**Problem details**
Please render each line of the items below as a JSON list of strings, one string per line, leaving out blank lines.

**Supplied records**
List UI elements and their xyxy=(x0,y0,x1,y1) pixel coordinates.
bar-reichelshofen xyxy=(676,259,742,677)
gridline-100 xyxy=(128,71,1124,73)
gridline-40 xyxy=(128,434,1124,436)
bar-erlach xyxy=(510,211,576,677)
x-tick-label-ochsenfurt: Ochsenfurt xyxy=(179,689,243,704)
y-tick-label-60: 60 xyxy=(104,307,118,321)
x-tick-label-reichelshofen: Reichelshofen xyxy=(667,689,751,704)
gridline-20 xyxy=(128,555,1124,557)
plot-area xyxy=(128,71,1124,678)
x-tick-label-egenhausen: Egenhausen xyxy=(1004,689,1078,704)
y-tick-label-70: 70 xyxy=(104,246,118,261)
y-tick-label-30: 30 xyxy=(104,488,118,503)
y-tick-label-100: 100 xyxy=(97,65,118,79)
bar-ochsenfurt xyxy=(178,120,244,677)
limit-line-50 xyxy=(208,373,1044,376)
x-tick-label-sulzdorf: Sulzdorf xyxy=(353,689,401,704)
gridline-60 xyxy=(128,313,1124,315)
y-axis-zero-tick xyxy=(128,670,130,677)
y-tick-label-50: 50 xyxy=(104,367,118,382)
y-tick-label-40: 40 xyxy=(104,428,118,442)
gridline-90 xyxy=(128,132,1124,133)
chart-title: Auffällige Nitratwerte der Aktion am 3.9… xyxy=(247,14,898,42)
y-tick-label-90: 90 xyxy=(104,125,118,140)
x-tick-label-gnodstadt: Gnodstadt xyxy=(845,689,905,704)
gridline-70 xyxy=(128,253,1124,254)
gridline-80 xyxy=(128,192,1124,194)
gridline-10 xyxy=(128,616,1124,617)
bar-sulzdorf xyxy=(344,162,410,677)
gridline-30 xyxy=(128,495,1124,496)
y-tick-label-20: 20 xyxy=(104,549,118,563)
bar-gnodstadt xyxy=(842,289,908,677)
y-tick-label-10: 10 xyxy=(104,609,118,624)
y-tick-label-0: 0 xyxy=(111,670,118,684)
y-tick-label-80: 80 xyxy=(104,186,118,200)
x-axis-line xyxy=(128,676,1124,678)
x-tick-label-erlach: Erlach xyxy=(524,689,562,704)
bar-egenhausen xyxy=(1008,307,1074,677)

**Output of the exercise**
[
  "List UI elements and their xyxy=(x0,y0,x1,y1) pixel coordinates.",
  "bar-reichelshofen xyxy=(676,259,742,677)",
  "gridline-100 xyxy=(128,71,1124,73)",
  "gridline-40 xyxy=(128,434,1124,436)",
  "bar-erlach xyxy=(510,211,576,677)",
  "x-tick-label-ochsenfurt: Ochsenfurt xyxy=(179,689,243,704)",
  "y-tick-label-60: 60 xyxy=(104,307,118,321)",
  "x-tick-label-reichelshofen: Reichelshofen xyxy=(667,689,751,704)",
  "gridline-20 xyxy=(128,555,1124,557)",
  "plot-area xyxy=(128,71,1124,678)",
  "x-tick-label-egenhausen: Egenhausen xyxy=(1004,689,1078,704)",
  "y-tick-label-70: 70 xyxy=(104,246,118,261)",
  "y-tick-label-30: 30 xyxy=(104,488,118,503)",
  "y-tick-label-100: 100 xyxy=(97,65,118,79)",
  "bar-ochsenfurt xyxy=(178,120,244,677)",
  "limit-line-50 xyxy=(208,373,1044,376)",
  "x-tick-label-sulzdorf: Sulzdorf xyxy=(353,689,401,704)",
  "gridline-60 xyxy=(128,313,1124,315)",
  "y-axis-zero-tick xyxy=(128,670,130,677)",
  "y-tick-label-50: 50 xyxy=(104,367,118,382)",
  "y-tick-label-40: 40 xyxy=(104,428,118,442)",
  "gridline-90 xyxy=(128,132,1124,133)",
  "chart-title: Auffällige Nitratwerte der Aktion am 3.9… xyxy=(247,14,898,42)",
  "y-tick-label-90: 90 xyxy=(104,125,118,140)",
  "x-tick-label-gnodstadt: Gnodstadt xyxy=(845,689,905,704)",
  "gridline-70 xyxy=(128,253,1124,254)",
  "gridline-80 xyxy=(128,192,1124,194)",
  "gridline-10 xyxy=(128,616,1124,617)",
  "bar-sulzdorf xyxy=(344,162,410,677)",
  "gridline-30 xyxy=(128,495,1124,496)",
  "y-tick-label-20: 20 xyxy=(104,549,118,563)",
  "bar-gnodstadt xyxy=(842,289,908,677)",
  "y-tick-label-10: 10 xyxy=(104,609,118,624)",
  "y-tick-label-0: 0 xyxy=(111,670,118,684)",
  "y-tick-label-80: 80 xyxy=(104,186,118,200)",
  "x-axis-line xyxy=(128,676,1124,678)",
  "x-tick-label-erlach: Erlach xyxy=(524,689,562,704)",
  "bar-egenhausen xyxy=(1008,307,1074,677)"
]